**Your goal:**
The records that follow must be reproduced in full, exactly as written.

**Task material:**
Begin

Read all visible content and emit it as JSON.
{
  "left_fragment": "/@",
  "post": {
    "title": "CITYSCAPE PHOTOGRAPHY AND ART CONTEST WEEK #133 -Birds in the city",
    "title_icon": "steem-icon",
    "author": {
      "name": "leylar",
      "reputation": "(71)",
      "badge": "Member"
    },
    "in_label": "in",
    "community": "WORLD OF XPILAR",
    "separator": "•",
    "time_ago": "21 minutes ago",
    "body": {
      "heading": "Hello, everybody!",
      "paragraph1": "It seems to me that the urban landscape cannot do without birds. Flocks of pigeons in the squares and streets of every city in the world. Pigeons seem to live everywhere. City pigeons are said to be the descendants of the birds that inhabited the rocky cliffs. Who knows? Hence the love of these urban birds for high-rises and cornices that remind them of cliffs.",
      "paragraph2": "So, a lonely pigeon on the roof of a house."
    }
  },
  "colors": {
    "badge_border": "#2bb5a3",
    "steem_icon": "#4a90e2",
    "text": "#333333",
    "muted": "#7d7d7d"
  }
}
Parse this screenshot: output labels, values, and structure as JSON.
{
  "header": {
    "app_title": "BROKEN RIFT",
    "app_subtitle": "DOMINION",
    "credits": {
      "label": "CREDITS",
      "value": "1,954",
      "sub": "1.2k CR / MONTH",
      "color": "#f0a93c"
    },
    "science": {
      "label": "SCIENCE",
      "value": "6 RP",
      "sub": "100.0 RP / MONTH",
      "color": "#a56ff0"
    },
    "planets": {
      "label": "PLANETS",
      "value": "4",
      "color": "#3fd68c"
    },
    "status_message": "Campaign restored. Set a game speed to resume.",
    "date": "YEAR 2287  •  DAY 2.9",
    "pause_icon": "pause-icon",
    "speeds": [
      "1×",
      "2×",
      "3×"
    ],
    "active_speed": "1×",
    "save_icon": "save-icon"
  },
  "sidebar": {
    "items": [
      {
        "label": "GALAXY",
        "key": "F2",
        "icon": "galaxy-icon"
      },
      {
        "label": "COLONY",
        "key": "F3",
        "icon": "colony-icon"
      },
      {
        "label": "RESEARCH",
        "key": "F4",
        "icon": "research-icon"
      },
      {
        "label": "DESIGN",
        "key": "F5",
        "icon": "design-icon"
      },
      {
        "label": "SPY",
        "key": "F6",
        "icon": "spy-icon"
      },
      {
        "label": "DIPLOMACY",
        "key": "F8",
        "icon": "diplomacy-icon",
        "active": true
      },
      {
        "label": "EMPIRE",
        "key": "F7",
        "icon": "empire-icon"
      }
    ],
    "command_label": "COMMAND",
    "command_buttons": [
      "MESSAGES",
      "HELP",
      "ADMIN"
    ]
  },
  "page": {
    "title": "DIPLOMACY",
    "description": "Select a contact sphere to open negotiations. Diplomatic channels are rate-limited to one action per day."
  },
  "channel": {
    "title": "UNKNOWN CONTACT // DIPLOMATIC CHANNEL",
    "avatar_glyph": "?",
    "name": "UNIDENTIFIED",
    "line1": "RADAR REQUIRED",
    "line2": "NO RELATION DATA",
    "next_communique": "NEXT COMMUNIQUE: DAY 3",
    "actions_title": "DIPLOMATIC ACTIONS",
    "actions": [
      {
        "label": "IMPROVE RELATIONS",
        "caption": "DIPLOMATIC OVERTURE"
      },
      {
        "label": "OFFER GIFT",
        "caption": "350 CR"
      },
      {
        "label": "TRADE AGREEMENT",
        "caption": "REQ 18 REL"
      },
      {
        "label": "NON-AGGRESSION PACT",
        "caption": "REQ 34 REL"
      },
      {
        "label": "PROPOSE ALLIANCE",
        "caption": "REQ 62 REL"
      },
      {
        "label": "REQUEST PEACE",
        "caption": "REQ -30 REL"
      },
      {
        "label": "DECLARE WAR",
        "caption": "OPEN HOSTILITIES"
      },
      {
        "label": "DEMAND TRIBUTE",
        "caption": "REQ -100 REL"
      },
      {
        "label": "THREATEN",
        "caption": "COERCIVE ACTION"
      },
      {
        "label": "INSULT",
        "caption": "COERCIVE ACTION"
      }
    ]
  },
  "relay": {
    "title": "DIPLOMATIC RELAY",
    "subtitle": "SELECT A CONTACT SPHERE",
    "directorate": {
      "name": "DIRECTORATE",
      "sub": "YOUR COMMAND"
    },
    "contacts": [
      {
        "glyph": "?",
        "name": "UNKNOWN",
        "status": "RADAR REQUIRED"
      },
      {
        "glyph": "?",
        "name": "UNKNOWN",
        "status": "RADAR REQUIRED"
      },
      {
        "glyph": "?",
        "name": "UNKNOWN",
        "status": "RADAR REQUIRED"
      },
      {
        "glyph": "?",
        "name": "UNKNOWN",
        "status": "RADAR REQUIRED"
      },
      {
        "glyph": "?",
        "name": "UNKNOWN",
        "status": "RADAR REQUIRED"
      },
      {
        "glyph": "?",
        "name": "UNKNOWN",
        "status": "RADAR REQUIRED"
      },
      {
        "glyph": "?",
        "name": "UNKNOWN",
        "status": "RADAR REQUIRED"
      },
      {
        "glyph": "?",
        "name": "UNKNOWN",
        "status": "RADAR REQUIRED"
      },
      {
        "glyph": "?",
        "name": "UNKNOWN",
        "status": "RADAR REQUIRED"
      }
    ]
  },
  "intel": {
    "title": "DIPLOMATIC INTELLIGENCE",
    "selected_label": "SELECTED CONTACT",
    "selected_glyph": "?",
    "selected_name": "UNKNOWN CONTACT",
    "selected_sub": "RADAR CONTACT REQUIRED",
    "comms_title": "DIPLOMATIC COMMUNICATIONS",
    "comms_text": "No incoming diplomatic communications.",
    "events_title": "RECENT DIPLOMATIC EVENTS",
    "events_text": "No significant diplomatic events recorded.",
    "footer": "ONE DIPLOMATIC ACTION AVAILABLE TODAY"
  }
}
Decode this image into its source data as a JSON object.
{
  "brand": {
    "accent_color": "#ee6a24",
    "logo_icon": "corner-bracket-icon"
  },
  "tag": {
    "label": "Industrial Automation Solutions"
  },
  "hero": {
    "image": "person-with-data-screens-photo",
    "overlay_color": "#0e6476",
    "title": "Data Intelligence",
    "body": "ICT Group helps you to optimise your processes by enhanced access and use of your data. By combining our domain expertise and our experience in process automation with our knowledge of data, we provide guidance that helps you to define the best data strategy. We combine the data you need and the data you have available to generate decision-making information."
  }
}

End

**Answer for this exercise:**
Read all visible content and emit it as JSON.
{
  "left_fragment": "/@",
  "post": {
    "title": "CITYSCAPE PHOTOGRAPHY AND ART CONTEST WEEK #133 -Birds in the city",
    "title_icon": "steem-icon",
    "author": {
      "name": "leylar",
      "reputation": "(71)",
      "badge": "Member"
    },
    "in_label": "in",
    "community": "WORLD OF XPILAR",
    "separator": "•",
    "time_ago": "21 minutes ago",
    "body": {
      "heading": "Hello, everybody!",
      "paragraph1": "It seems to me that the urban landscape cannot do without birds. Flocks of pigeons in the squares and streets of every city in the world. Pigeons seem to live everywhere. City pigeons are said to be the descendants of the birds that inhabited the rocky cliffs. Who knows? Hence the love of these urban birds for high-rises and cornices that remind them of cliffs.",
      "paragraph2": "So, a lonely pigeon on the roof of a house."
    }
  },
  "colors": {
    "badge_border": "#2bb5a3",
    "steem_icon": "#4a90e2",
    "text": "#333333",
    "muted": "#7d7d7d"
  }
}
Parse this screenshot: output labels, values, and structure as JSON.
{
  "header": {
    "app_title": "BROKEN RIFT",
    "app_subtitle": "DOMINION",
    "credits": {
      "label": "CREDITS",
      "value": "1,954",
      "sub": "1.2k CR / MONTH",
      "color": "#f0a93c"
    },
    "science": {
      "label": "SCIENCE",
      "value": "6 RP",
      "sub": "100.0 RP / MONTH",
      "color": "#a56ff0"
    },
    "planets": {
      "label": "PLANETS",
      "value": "4",
      "color": "#3fd68c"
    },
    "status_message": "Campaign restored. Set a game speed to resume.",
    "date": "YEAR 2287  •  DAY 2.9",
    "pause_icon": "pause-icon",
    "speeds": [
      "1×",
      "2×",
      "3×"
    ],
    "active_speed": "1×",
    "save_icon": "save-icon"
  },
  "sidebar": {
    "items": [
      {
        "label": "GALAXY",
        "key": "F2",
        "icon": "galaxy-icon"
      },
      {
        "label": "COLONY",
        "key": "F3",
        "icon": "colony-icon"
      },
      {
        "label": "RESEARCH",
        "key": "F4",
        "icon": "research-icon"
      },
      {
        "label": "DESIGN",
        "key": "F5",
        "icon": "design-icon"
      },
      {
        "label": "SPY",
        "key": "F6",
        "icon": "spy-icon"
      },
      {
        "label": "DIPLOMACY",
        "key": "F8",
        "icon": "diplomacy-icon",
        "active": true
      },
      {
        "label": "EMPIRE",
        "key": "F7",
        "icon": "empire-icon"
      }
    ],
    "command_label": "COMMAND",
    "command_buttons": [
      "MESSAGES",
      "HELP",
      "ADMIN"
    ]
  },
  "page": {
    "title": "DIPLOMACY",
    "description": "Select a contact sphere to open negotiations. Diplomatic channels are rate-limited to one action per day."
  },
  "channel": {
    "title": "UNKNOWN CONTACT // DIPLOMATIC CHANNEL",
    "avatar_glyph": "?",
    "name": "UNIDENTIFIED",
    "line1": "RADAR REQUIRED",
    "line2": "NO RELATION DATA",
    "next_communique": "NEXT COMMUNIQUE: DAY 3",
    "actions_title": "DIPLOMATIC ACTIONS",
    "actions": [
      {
        "label": "IMPROVE RELATIONS",
        "caption": "DIPLOMATIC OVERTURE"
      },
      {
        "label": "OFFER GIFT",
        "caption": "350 CR"
      },
      {
        "label": "TRADE AGREEMENT",
        "caption": "REQ 18 REL"
      },
      {
        "label": "NON-AGGRESSION PACT",
        "caption": "REQ 34 REL"
      },
      {
        "label": "PROPOSE ALLIANCE",
        "caption": "REQ 62 REL"
      },
      {
        "label": "REQUEST PEACE",
        "caption": "REQ -30 REL"
      },
      {
        "label": "DECLARE WAR",
        "caption": "OPEN HOSTILITIES"
      },
      {
        "label": "DEMAND TRIBUTE",
        "caption": "REQ -100 REL"
      },
      {
        "label": "THREATEN",
        "caption": "COERCIVE ACTION"
      },
      {
        "label": "INSULT",
        "caption": "COERCIVE ACTION"
      }
    ]
  },
  "relay": {
    "title": "DIPLOMATIC RELAY",
    "subtitle": "SELECT A CONTACT SPHERE",
    "directorate": {
      "name": "DIRECTORATE",
      "sub": "YOUR COMMAND"
    },
    "contacts": [
      {
        "glyph": "?",
        "name": "UNKNOWN",
        "status": "RADAR REQUIRED"
      },
      {
        "glyph": "?",
        "name": "UNKNOWN",
        "status": "RADAR REQUIRED"
      },
      {
        "glyph": "?",
        "name": "UNKNOWN",
        "status": "RADAR REQUIRED"
      },
      {
        "glyph": "?",
        "name": "UNKNOWN",
        "status": "RADAR REQUIRED"
      },
      {
        "glyph": "?",
        "name": "UNKNOWN",
        "status": "RADAR REQUIRED"
      },
      {
        "glyph": "?",
        "name": "UNKNOWN",
        "status": "RADAR REQUIRED"
      },
      {
        "glyph": "?",
        "name": "UNKNOWN",
        "status": "RADAR REQUIRED"
      },
      {
        "glyph": "?",
        "name": "UNKNOWN",
        "status": "RADAR REQUIRED"
      },
      {
        "glyph": "?",
        "name": "UNKNOWN",
        "status": "RADAR REQUIRED"
      }
    ]
  },
  "intel": {
    "title": "DIPLOMATIC INTELLIGENCE",
    "selected_label": "SELECTED CONTACT",
    "selected_glyph": "?",
    "selected_name": "UNKNOWN CONTACT",
    "selected_sub": "RADAR CONTACT REQUIRED",
    "comms_title": "DIPLOMATIC COMMUNICATIONS",
    "comms_text": "No incoming diplomatic communications.",
    "events_title": "RECENT DIPLOMATIC EVENTS",
    "events_text": "No significant diplomatic events recorded.",
    "footer": "ONE DIPLOMATIC ACTION AVAILABLE TODAY"
  }
}
Decode this image into its source data as a JSON object.
{
  "brand": {
    "accent_color": "#ee6a24",
    "logo_icon": "corner-bracket-icon"
  },
  "tag": {
    "label": "Industrial Automation Solutions"
  },
  "hero": {
    "image": "person-with-data-screens-photo",
    "overlay_color": "#0e6476",
    "title": "Data Intelligence",
    "body": "ICT Group helps you to optimise your processes by enhanced access and use of your data. By combining our domain expertise and our experience in process automation with our knowledge of data, we provide guidance that helps you to define the best data strategy. We combine the data you need and the data you have available to generate decision-making information."
  }
}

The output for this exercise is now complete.